▶ [The exercise]: Copy out every line that contains "geben".

▶ [Record set]:
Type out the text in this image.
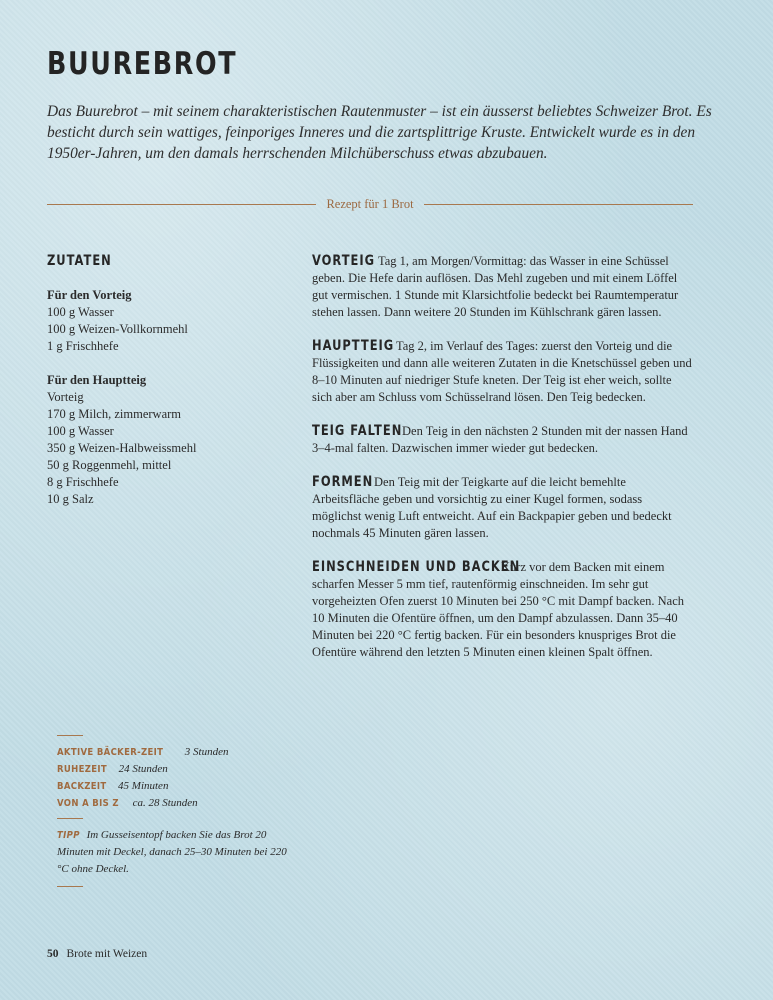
BUUREBROT

Das Buurebrot – mit seinem charakteristischen Rautenmuster – ist ein äusserst beliebtes Schweizer Brot. Es besticht durch sein wattiges, feinporiges Inneres und die zartsplittrige Kruste. Entwickelt wurde es in den 1950er-Jahren, um den damals herrschenden Milchüberschuss etwas abzubauen.

Rezept für 1 Brot
ZUTATEN

Für den Vorteig

100 g Wasser
100 g Weizen-Vollkornmehl
1 g Frischhefe

Für den Hauptteig

Vorteig
170 g Milch, zimmerwarm
100 g Wasser
350 g Weizen-Halbweissmehl
50 g Roggenmehl, mittel
8 g Frischhefe
10 g Salz

VORTEIG Tag 1, am Morgen/Vormittag: das Wasser in eine Schüssel geben. Die Hefe darin auflösen. Das Mehl zugeben und mit einem Löffel gut vermischen. 1 Stunde mit Klarsichtfolie bedeckt bei Raumtemperatur stehen lassen. Dann weitere 20 Stunden im Kühlschrank gären lassen.

HAUPTTEIG Tag 2, im Verlauf des Tages: zuerst den Vorteig und die Flüssigkeiten und dann alle weiteren Zutaten in die Knetschüssel geben und 8–10 Minuten auf niedriger Stufe kneten. Der Teig ist eher weich, sollte sich aber am Schluss vom Schüsselrand lösen. Den Teig bedecken.

TEIG FALTENDen Teig in den nächsten 2 Stunden mit der nassen Hand 3–4-mal falten. Dazwischen immer wieder gut bedecken.

FORMENDen Teig mit der Teigkarte auf die leicht bemehlte Arbeitsfläche geben und vorsichtig zu einer Kugel formen, sodass möglichst wenig Luft entweicht. Auf ein Backpapier geben und bedeckt nochmals 45 Minuten gären lassen.

EINSCHNEIDEN UND BACKENKurz vor dem Backen mit einem scharfen Messer 5 mm tief, rautenförmig einschneiden. Im sehr gut vorgeheizten Ofen zuerst 10 Minuten bei 250 °C mit Dampf backen. Nach 10 Minuten die Ofentüre öffnen, um den Dampf abzulassen. Dann 35–40 Minuten bei 220 °C fertig backen. Für ein besonders knuspriges Brot die Ofentüre während den letzten 5 Minuten einen kleinen Spalt öffnen.

AKTIVE BÄCKER-ZEIT 3 Stunden
RUHEZEIT 24 Stunden
BACKZEIT 45 Minuten
VON A BIS Z ca. 28 Stunden

TIPP Im Gusseisentopf backen Sie das Brot 20 Minuten mit Deckel, danach 25–30 Minuten bei 220 °C ohne Deckel.

50 Brote mit Weizen
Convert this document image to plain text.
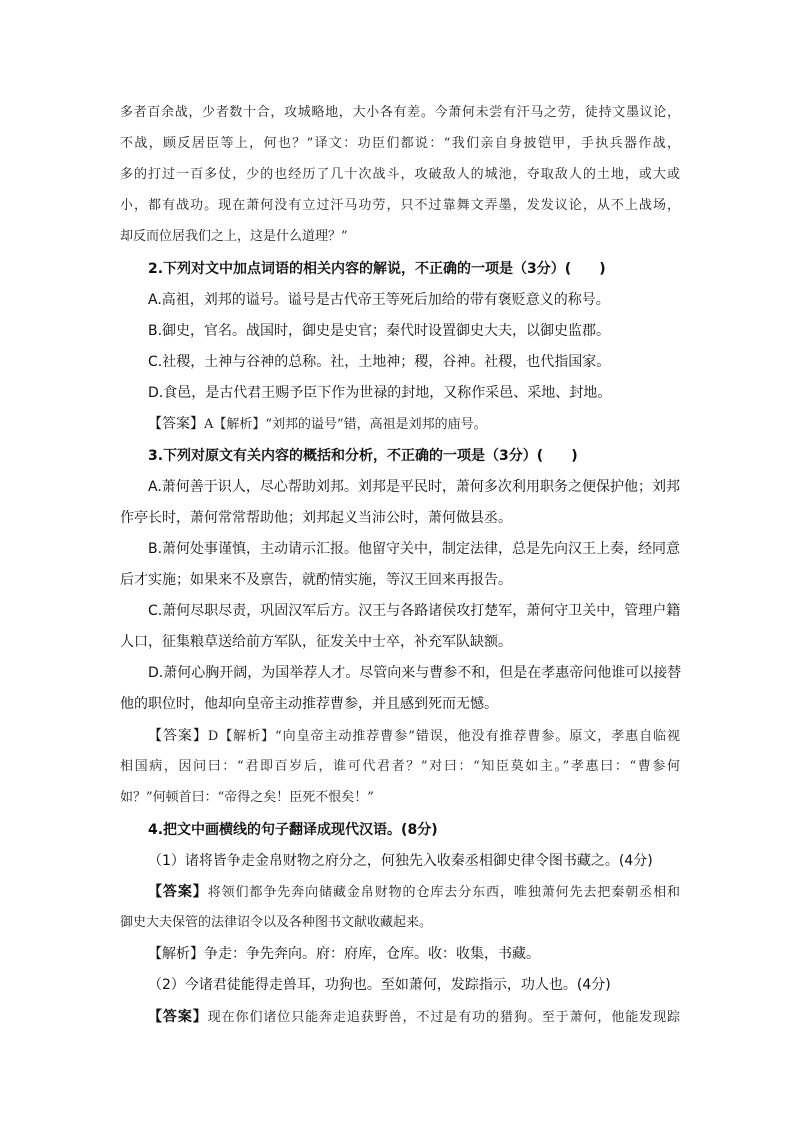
多者百余战，少者数十合，攻城略地，大小各有差。今萧何未尝有汗马之劳，徒持文墨议论，
不战，顾反居臣等上，何也？”译文：功臣们都说：“我们亲自身披铠甲，手执兵器作战，
多的打过一百多仗，少的也经历了几十次战斗，攻破敌人的城池，夺取敌人的土地，或大或
小，都有战功。现在萧何没有立过汗马功劳，只不过靠舞文弄墨，发发议论，从不上战场，
却反而位居我们之上，这是什么道理？”
2.下列对文中加点词语的相关内容的解说，不正确的一项是（3分）(　　)
A.高祖，刘邦的谥号。谥号是古代帝王等死后加给的带有褒贬意义的称号。
B.御史，官名。战国时，御史是史官；秦代时设置御史大夫，以御史监郡。
C.社稷，土神与谷神的总称。社，土地神；稷，谷神。社稷，也代指国家。
D.食邑，是古代君王赐予臣下作为世禄的封地，又称作采邑、采地、封地。
【答案】A【解析】“刘邦的谥号”错，高祖是刘邦的庙号。
3.下列对原文有关内容的概括和分析，不正确的一项是（3分）(　　)
A.萧何善于识人，尽心帮助刘邦。刘邦是平民时，萧何多次利用职务之便保护他；刘邦
作亭长时，萧何常常帮助他；刘邦起义当沛公时，萧何做县丞。
B.萧何处事谨慎，主动请示汇报。他留守关中，制定法律，总是先向汉王上奏，经同意
后才实施；如果来不及禀告，就酌情实施，等汉王回来再报告。
C.萧何尽职尽责，巩固汉军后方。汉王与各路诸侯攻打楚军，萧何守卫关中，管理户籍
人口，征集粮草送给前方军队，征发关中士卒，补充军队缺额。
D.萧何心胸开阔，为国举荐人才。尽管向来与曹参不和，但是在孝惠帝问他谁可以接替
他的职位时，他却向皇帝主动推荐曹参，并且感到死而无憾。
【答案】D【解析】“向皇帝主动推荐曹参”错误，他没有推荐曹参。原文，孝惠自临视
相国病，因问曰：“君即百岁后，谁可代君者？”对曰：“知臣莫如主。”孝惠曰：“曹参何
如？”何顿首曰：“帝得之矣！臣死不恨矣！”
4.把文中画横线的句子翻译成现代汉语。(8分)
（1）诸将皆争走金帛财物之府分之，何独先入收秦丞相御史律令图书藏之。(4分)
【答案】将领们都争先奔向储藏金帛财物的仓库去分东西，唯独萧何先去把秦朝丞相和
御史大夫保管的法律诏令以及各种图书文献收藏起来。
【解析】争走：争先奔向。府：府库，仓库。收：收集，书藏。
（2）今诸君徒能得走兽耳，功狗也。至如萧何，发踪指示，功人也。(4分)
【答案】现在你们诸位只能奔走追获野兽，不过是有功的猎狗。至于萧何，他能发现踪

▶ [Written solution]:
VORTEIG Tag 1, am Morgen/Vormittag: das Wasser in eine Schüssel geben. Die Hefe darin auflösen. Das Mehl zugeben und mit einem Löffel gut vermischen. 1 Stunde mit Klarsichtfolie bedeckt bei Raumtemperatur stehen lassen. Dann weitere 20 Stunden im Kühlschrank gären lassen.
HAUPTTEIG Tag 2, im Verlauf des Tages: zuerst den Vorteig und die Flüssigkeiten und dann alle weiteren Zutaten in die Knetschüssel geben und 8–10 Minuten auf niedriger Stufe kneten. Der Teig ist eher weich, sollte sich aber am Schluss vom Schüsselrand lösen. Den Teig bedecken.
FORMENDen Teig mit der Teigkarte auf die leicht bemehlte Arbeitsfläche geben und vorsichtig zu einer Kugel formen, sodass möglichst wenig Luft entweicht. Auf ein Backpapier geben und bedeckt nochmals 45 Minuten gären lassen.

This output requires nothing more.